* _Exercise brief_
Images are not part of the copy; transcribe all the data exactly.

>> START Task material

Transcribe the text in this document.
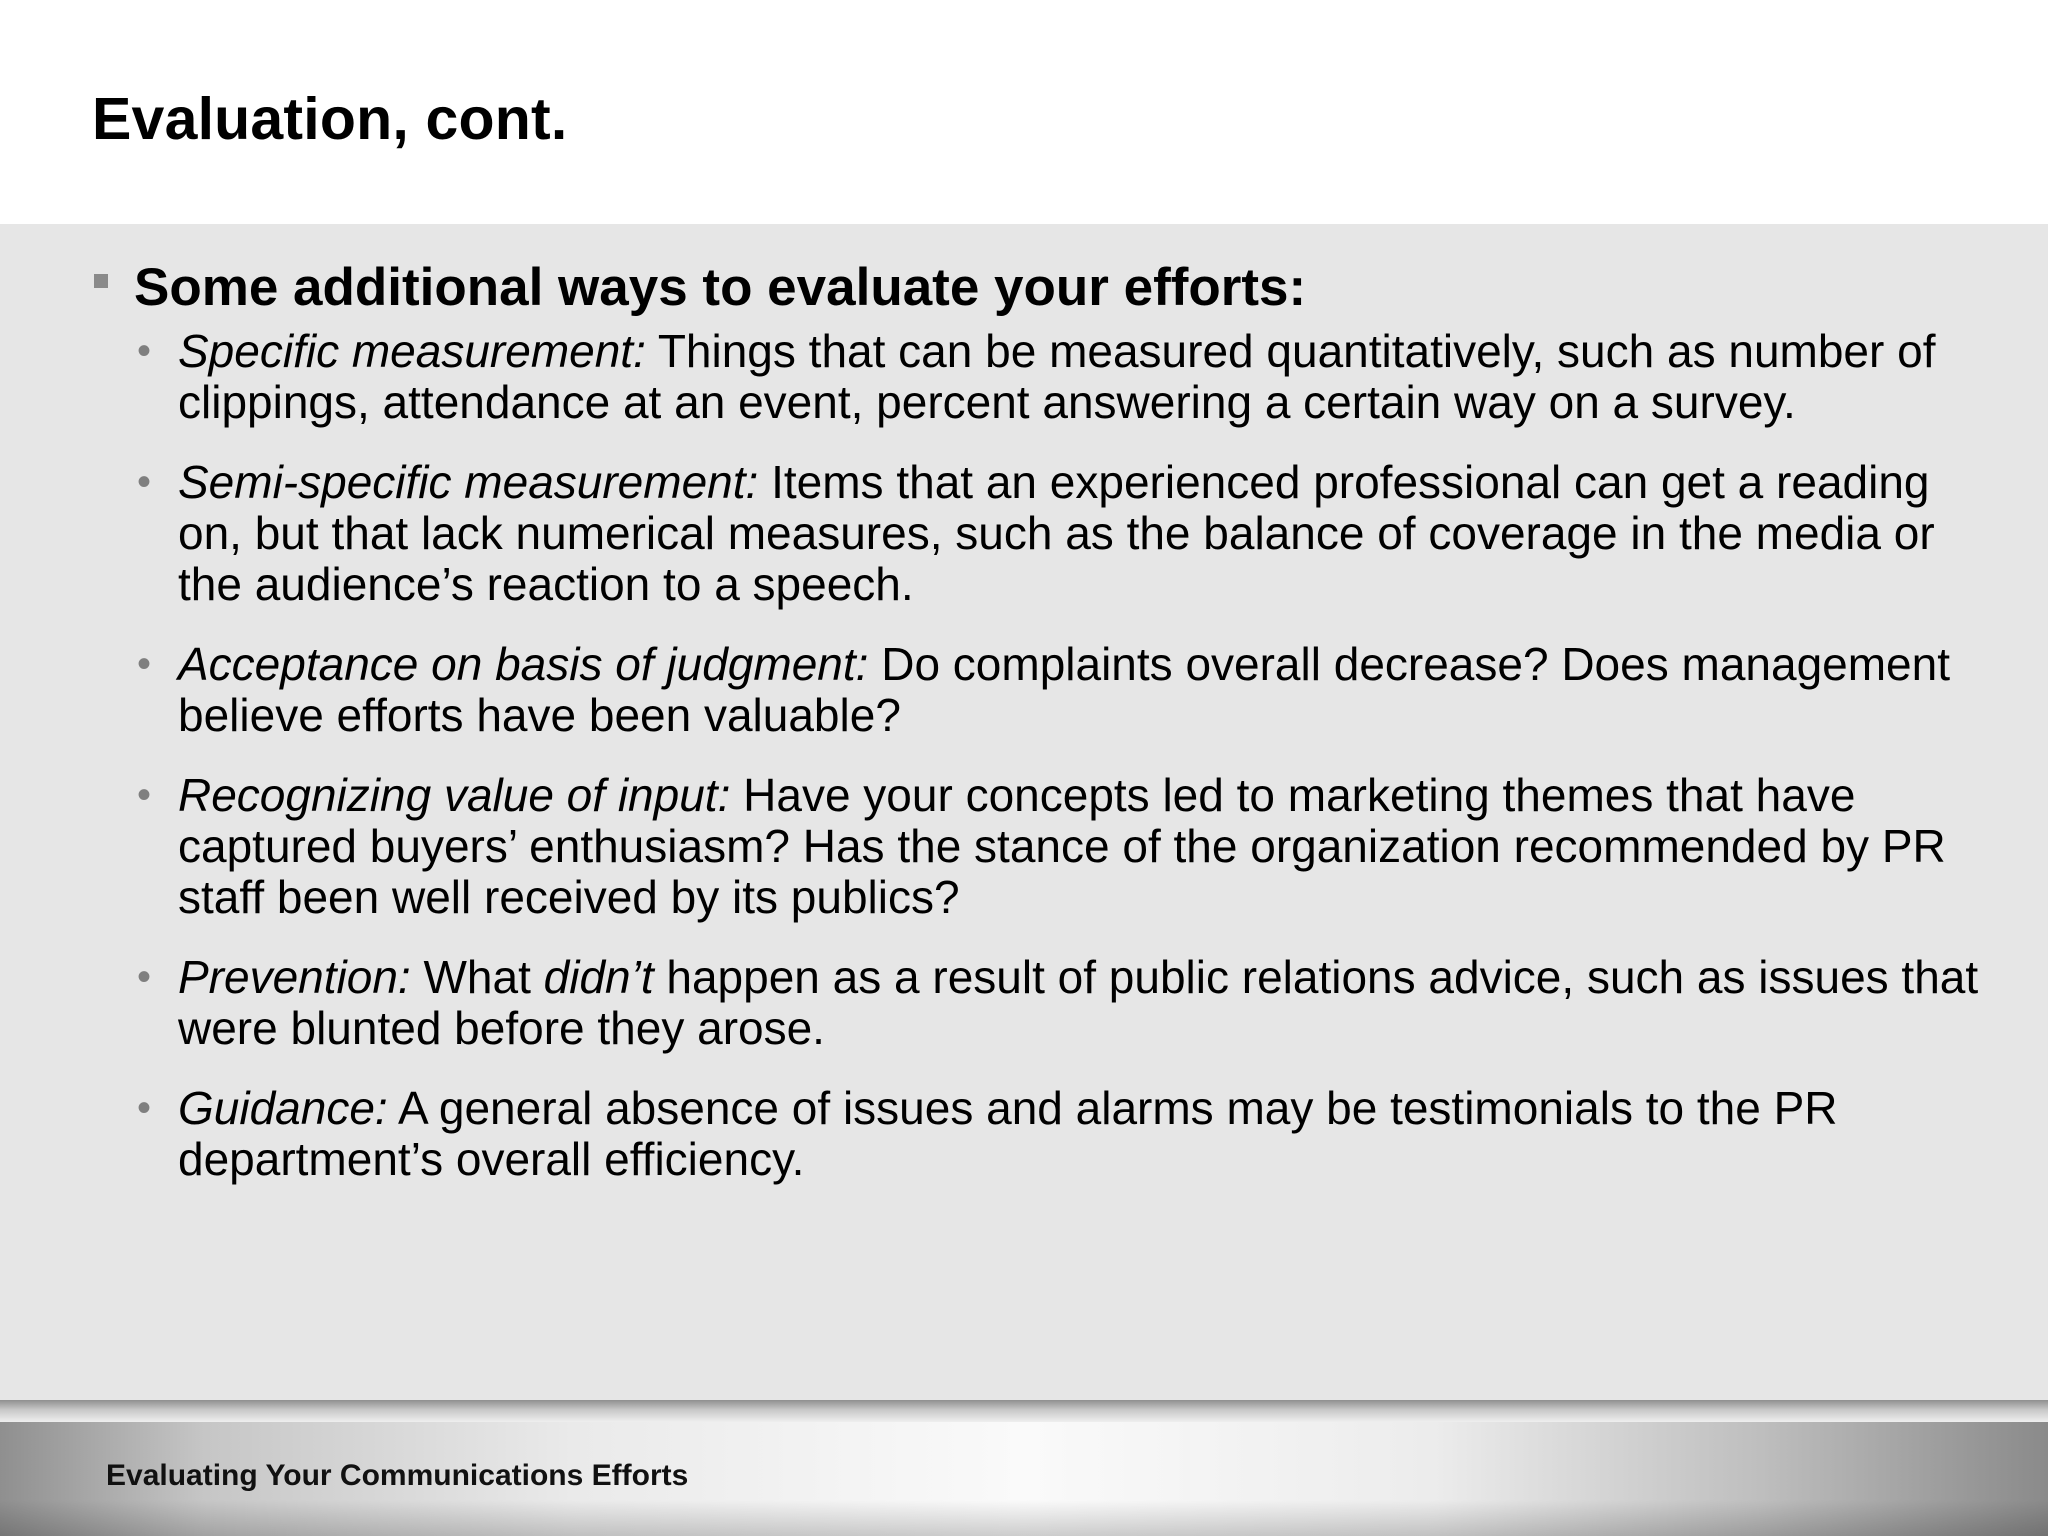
Evaluation, cont.

Some additional ways to evaluate your efforts:

• Specific measurement: Things that can be measured quantitatively, such as number of clippings, attendance at an event, percent answering a certain way on a survey.
• Semi-specific measurement: Items that an experienced professional can get a reading on, but that lack numerical measures, such as the balance of coverage in the media or the audience’s reaction to a speech.
• Acceptance on basis of judgment: Do complaints overall decrease? Does management believe efforts have been valuable?
• Recognizing value of input: Have your concepts led to marketing themes that have captured buyers’ enthusiasm? Has the stance of the organization recommended by PR staff been well received by its publics?
• Prevention: What didn’t happen as a result of public relations advice, such as issues that were blunted before they arose.
• Guidance: A general absence of issues and alarms may be testimonials to the PR department’s overall efficiency.

Evaluating Your Communications Efforts
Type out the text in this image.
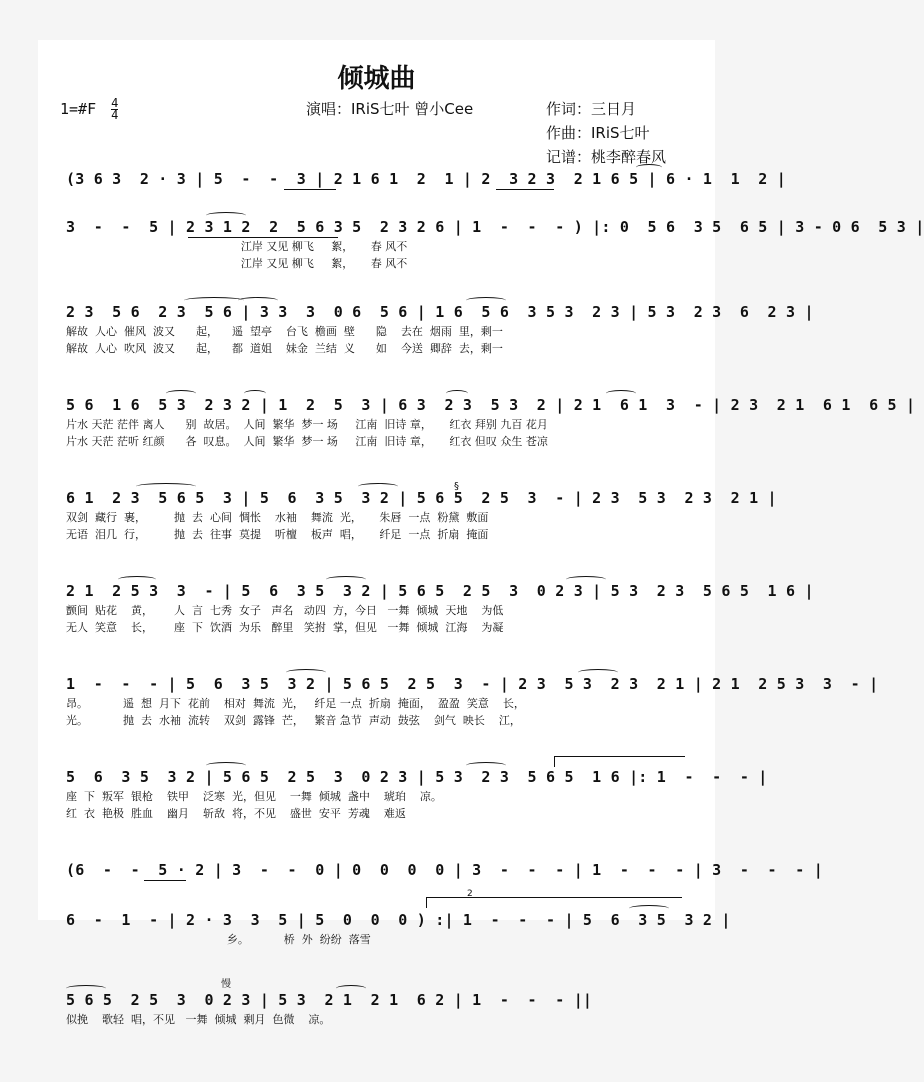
倾城曲
1=#F $\frac{4}{4}$	演唱：IRiS七叶 曾小Cee	作词：三日月
作曲：IRiS七叶
记谱：桃李醉春风
(3 6 3  2 · 3 | 5  -  -  3 | 2 1 6 1  2  1 | 2  3 2 3  2 1 6 5 | 6 · 1  1  2 |
3  -  -  5 | 2 3 1 2  2  5 6 3 5  2 3 2 6 | 1  -  -  - ) |: 0  5 6  3 5  6 5 | 3 - 0 6  5 3 |
江岸 又见 柳飞     絮，     春 风不
江岸 又见 柳飞     絮，     春 风不
2 3  5 6  2 3  5 6 | 3 3  3  0 6  5 6 | 1 6  5 6  3 5 3  2 3 | 5 3  2 3  6  2 3 |
解故  人心  催风  波又      起，    遥  望亭    台飞  檐画  壁      隐    去在  烟雨  里，剩一
解故  人心  吹风  波又      起，    都  道姐    妹金  兰结  义      如    今送  卿辞  去，剩一
5 6  1 6  5 3  2 3 2 | 1  2  5  3 | 6 3  2 3  5 3  2 | 2 1  6 1  3  - | 2 3  2 1  6 1  6 5 |
片水 天茫 茫伴 离人      别  故居。  人间  繁华  梦一 场     江南  旧诗 章，     红衣 拜别 九百 花月
片水 天茫 茫听 红颜      各  叹息。  人间  繁华  梦一 场     江南  旧诗 章，     红衣 但叹 众生 苍凉
6 1  2 3  5 6 5  3 | 5  6  3 5  3 2 | 5 6 5  2 5  3  - | 2 3  5 3  2 3  2 1 |
双剑  藏行  裹，        抛  去  心间  惆怅    水袖    舞流  光，     朱唇  一点  粉黛  敷面
无语  泪几  行，        抛  去  往事  莫提    听檀    板声  唱，     纤足  一点  折扇  掩面
§
2 1  2 5 3  3  - | 5  6  3 5  3 2 | 5 6 5  2 5  3  0 2 3 | 5 3  2 3  5 6 5  1 6 |
颤间  贴花    黄，      人  言  七秀  女子   声名   动四  方，今日   一舞  倾城  天地    为低
无人  笑意    长，      座  下  饮酒  为乐   醉里   笑拊  掌，但见   一舞  倾城  江海    为凝
1  -  -  - | 5  6  3 5  3 2 | 5 6 5  2 5  3  - | 2 3  5 3  2 3  2 1 | 2 1  2 5 3  3  - |
昂。          遥  想  月下  花前    相对  舞流  光，   纤足 一点  折扇  掩面，  盈盈  笑意    长，
光。          抛  去  水袖  流转    双剑  露锋  芒，   繁音 急节  声动  鼓弦    剑气  映长    江，
5  6  3 5  3 2 | 5 6 5  2 5  3  0 2 3 | 5 3  2 3  5 6 5  1 6 |: 1  -  -  - |
座  下  叛军  银枪    铁甲    泛寒  光，但见    一舞  倾城  盏中    琥珀    凉。
红  衣  艳极  胜血    幽月    斩敌  将，不见    盛世  安平  芳魂    难返
(6  -  -  5 · 2 | 3  -  -  0 | 0  0  0  0 | 3  -  -  - | 1  -  -  - | 3  -  -  - |
6  -  1  - | 2 · 3  3  5 | 5  0  0  0 ) :| 1  -  -  - | 5  6  3 5  3 2 |
乡。          桥  外  纷纷  落雪
2
慢
5 6 5  2 5  3  0 2 3 | 5 3  2 1  2 1  6 2 | 1  -  -  - ||
似挽    歌轻  唱，不见   一舞  倾城  剩月  色微    凉。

>> END Task material

* _Written answer_
Transcribe the text in this document.
Evaluation, cont.

Some additional ways to evaluate your efforts:

• Specific measurement: Things that can be measured quantitatively, such as number of clippings, attendance at an event, percent answering a certain way on a survey.
• Semi-specific measurement: Items that an experienced professional can get a reading on, but that lack numerical measures, such as the balance of coverage in the media or the audience’s reaction to a speech.
• Acceptance on basis of judgment: Do complaints overall decrease? Does management believe efforts have been valuable?
• Recognizing value of input: Have your concepts led to marketing themes that have captured buyers’ enthusiasm? Has the stance of the organization recommended by PR staff been well received by its publics?
• Prevention: What didn’t happen as a result of public relations advice, such as issues that were blunted before they arose.
• Guidance: A general absence of issues and alarms may be testimonials to the PR department’s overall efficiency.

Evaluating Your Communications Efforts
Type out the text in this image.
倾城曲
1=#F $\frac{4}{4}$	演唱：IRiS七叶 曾小Cee	作词：三日月
作曲：IRiS七叶
记谱：桃李醉春风
(3 6 3  2 · 3 | 5  -  -  3 | 2 1 6 1  2  1 | 2  3 2 3  2 1 6 5 | 6 · 1  1  2 |
3  -  -  5 | 2 3 1 2  2  5 6 3 5  2 3 2 6 | 1  -  -  - ) |: 0  5 6  3 5  6 5 | 3 - 0 6  5 3 |
江岸 又见 柳飞     絮，     春 风不
江岸 又见 柳飞     絮，     春 风不
2 3  5 6  2 3  5 6 | 3 3  3  0 6  5 6 | 1 6  5 6  3 5 3  2 3 | 5 3  2 3  6  2 3 |
解故  人心  催风  波又      起，    遥  望亭    台飞  檐画  壁      隐    去在  烟雨  里，剩一
解故  人心  吹风  波又      起，    都  道姐    妹金  兰结  义      如    今送  卿辞  去，剩一
5 6  1 6  5 3  2 3 2 | 1  2  5  3 | 6 3  2 3  5 3  2 | 2 1  6 1  3  - | 2 3  2 1  6 1  6 5 |
片水 天茫 茫伴 离人      别  故居。  人间  繁华  梦一 场     江南  旧诗 章，     红衣 拜别 九百 花月
片水 天茫 茫听 红颜      各  叹息。  人间  繁华  梦一 场     江南  旧诗 章，     红衣 但叹 众生 苍凉
6 1  2 3  5 6 5  3 | 5  6  3 5  3 2 | 5 6 5  2 5  3  - | 2 3  5 3  2 3  2 1 |
双剑  藏行  裹，        抛  去  心间  惆怅    水袖    舞流  光，     朱唇  一点  粉黛  敷面
无语  泪几  行，        抛  去  往事  莫提    听檀    板声  唱，     纤足  一点  折扇  掩面
§
2 1  2 5 3  3  - | 5  6  3 5  3 2 | 5 6 5  2 5  3  0 2 3 | 5 3  2 3  5 6 5  1 6 |
颤间  贴花    黄，      人  言  七秀  女子   声名   动四  方，今日   一舞  倾城  天地    为低
无人  笑意    长，      座  下  饮酒  为乐   醉里   笑拊  掌，但见   一舞  倾城  江海    为凝
1  -  -  - | 5  6  3 5  3 2 | 5 6 5  2 5  3  - | 2 3  5 3  2 3  2 1 | 2 1  2 5 3  3  - |
昂。          遥  想  月下  花前    相对  舞流  光，   纤足 一点  折扇  掩面，  盈盈  笑意    长，
光。          抛  去  水袖  流转    双剑  露锋  芒，   繁音 急节  声动  鼓弦    剑气  映长    江，
5  6  3 5  3 2 | 5 6 5  2 5  3  0 2 3 | 5 3  2 3  5 6 5  1 6 |: 1  -  -  - |
座  下  叛军  银枪    铁甲    泛寒  光，但见    一舞  倾城  盏中    琥珀    凉。
红  衣  艳极  胜血    幽月    斩敌  将，不见    盛世  安平  芳魂    难返
(6  -  -  5 · 2 | 3  -  -  0 | 0  0  0  0 | 3  -  -  - | 1  -  -  - | 3  -  -  - |
6  -  1  - | 2 · 3  3  5 | 5  0  0  0 ) :| 1  -  -  - | 5  6  3 5  3 2 |
乡。          桥  外  纷纷  落雪
2
慢
5 6 5  2 5  3  0 2 3 | 5 3  2 1  2 1  6 2 | 1  -  -  - ||
似挽    歌轻  唱，不见   一舞  倾城  剩月  色微    凉。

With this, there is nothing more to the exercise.